◆ **Directions**: Exclude the pictures; give every entry again exactly as written.

◇ ◇ ◇ ◇ ◇ ◇ ◇

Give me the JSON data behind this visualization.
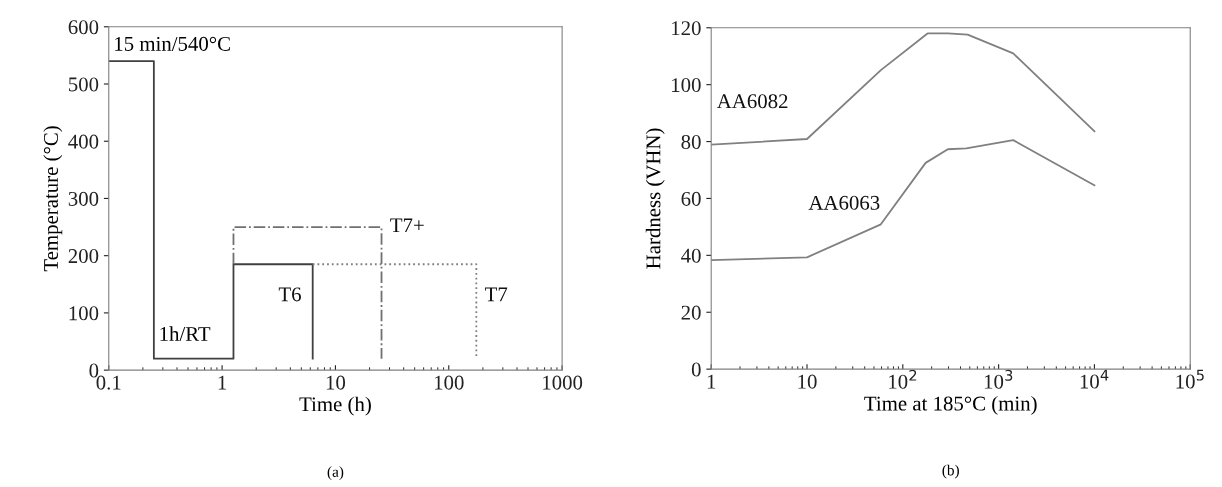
{
  "chart_data": [
    {
      "type": "line",
      "xlabel": "Time (h)",
      "ylabel": "Temperature (°C)",
      "log": "x",
      "xlim": [
        0.1,
        1000
      ],
      "xticks": [
        0.1,
        1,
        10,
        100,
        1000
      ],
      "ylim": [
        0,
        600
      ],
      "yticks": [
        0,
        100,
        200,
        300,
        400,
        500,
        600
      ],
      "grid": false,
      "legend": false,
      "series": [
        {
          "name": "T6",
          "color": "#404040",
          "line_style": "solid",
          "x": [
            0.1,
            0.25,
            0.25,
            1.26,
            1.26,
            6.3,
            6.3
          ],
          "values": [
            540,
            540,
            20,
            20,
            185,
            185,
            20
          ]
        },
        {
          "name": "T7+",
          "color": "#707070",
          "line_style": "dashdot",
          "x": [
            1.26,
            1.26,
            25.5,
            25.5
          ],
          "values": [
            185,
            250,
            250,
            20
          ]
        },
        {
          "name": "T7",
          "color": "#808080",
          "line_style": "dotted",
          "x": [
            6.3,
            175,
            175
          ],
          "values": [
            185,
            185,
            20
          ]
        }
      ],
      "annotations": [
        "15 min/540°C",
        "1h/RT",
        "(a)"
      ]
    },
    {
      "type": "line",
      "xlabel": "Time at 185°C (min)",
      "ylabel": "Hardness (VHN)",
      "log": "x",
      "xlim": [
        1,
        100000
      ],
      "xticks": [
        1,
        10,
        {
          "value": 100,
          "label": "10$^{2}$"
        },
        {
          "value": 1000,
          "label": "10$^{3}$"
        },
        {
          "value": 10000,
          "label": "10$^{4}$"
        },
        {
          "value": 100000,
          "label": "10$^{5}$"
        }
      ],
      "ylim": [
        0,
        120
      ],
      "yticks": [
        0,
        20,
        40,
        60,
        80,
        100,
        120
      ],
      "grid": false,
      "legend": false,
      "series": [
        {
          "name": "AA6082",
          "color": "#808080",
          "line_style": "solid",
          "x": [
            1,
            10,
            59,
            181,
            295,
            475,
            1420,
            10000
          ],
          "values": [
            78.9,
            80.9,
            105.1,
            118,
            118,
            117.6,
            111,
            83.6
          ]
        },
        {
          "name": "AA6063",
          "color": "#808080",
          "line_style": "solid",
          "x": [
            1,
            10,
            59,
            173,
            295,
            460,
            1420,
            10000
          ],
          "values": [
            38.3,
            39.3,
            50.9,
            72.5,
            77.3,
            77.6,
            80.5,
            64.6
          ]
        }
      ],
      "annotations": [
        "(b)"
      ]
    }
  ]
}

◇ ◇ ◇ ◇ ◇ ◇ ◇

◆ **Exercise solution**:
Give me the JSON data behind this visualization.
{
  "chart_data": [
    {
      "type": "line",
      "xlabel": "Time (h)",
      "ylabel": "Temperature (°C)",
      "log": "x",
      "xlim": [
        0.1,
        1000
      ],
      "xticks": [
        0.1,
        1,
        10,
        100,
        1000
      ],
      "ylim": [
        0,
        600
      ],
      "yticks": [
        0,
        100,
        200,
        300,
        400,
        500,
        600
      ],
      "grid": false,
      "legend": false,
      "series": [
        {
          "name": "T6",
          "color": "#404040",
          "line_style": "solid",
          "x": [
            0.1,
            0.25,
            0.25,
            1.26,
            1.26,
            6.3,
            6.3
          ],
          "values": [
            540,
            540,
            20,
            20,
            185,
            185,
            20
          ]
        },
        {
          "name": "T7+",
          "color": "#707070",
          "line_style": "dashdot",
          "x": [
            1.26,
            1.26,
            25.5,
            25.5
          ],
          "values": [
            185,
            250,
            250,
            20
          ]
        },
        {
          "name": "T7",
          "color": "#808080",
          "line_style": "dotted",
          "x": [
            6.3,
            175,
            175
          ],
          "values": [
            185,
            185,
            20
          ]
        }
      ],
      "annotations": [
        "15 min/540°C",
        "1h/RT",
        "(a)"
      ]
    },
    {
      "type": "line",
      "xlabel": "Time at 185°C (min)",
      "ylabel": "Hardness (VHN)",
      "log": "x",
      "xlim": [
        1,
        100000
      ],
      "xticks": [
        1,
        10,
        {
          "value": 100,
          "label": "10$^{2}$"
        },
        {
          "value": 1000,
          "label": "10$^{3}$"
        },
        {
          "value": 10000,
          "label": "10$^{4}$"
        },
        {
          "value": 100000,
          "label": "10$^{5}$"
        }
      ],
      "ylim": [
        0,
        120
      ],
      "yticks": [
        0,
        20,
        40,
        60,
        80,
        100,
        120
      ],
      "grid": false,
      "legend": false,
      "series": [
        {
          "name": "AA6082",
          "color": "#808080",
          "line_style": "solid",
          "x": [
            1,
            10,
            59,
            181,
            295,
            475,
            1420,
            10000
          ],
          "values": [
            78.9,
            80.9,
            105.1,
            118,
            118,
            117.6,
            111,
            83.6
          ]
        },
        {
          "name": "AA6063",
          "color": "#808080",
          "line_style": "solid",
          "x": [
            1,
            10,
            59,
            173,
            295,
            460,
            1420,
            10000
          ],
          "values": [
            38.3,
            39.3,
            50.9,
            72.5,
            77.3,
            77.6,
            80.5,
            64.6
          ]
        }
      ],
      "annotations": [
        "(b)"
      ]
    }
  ]
}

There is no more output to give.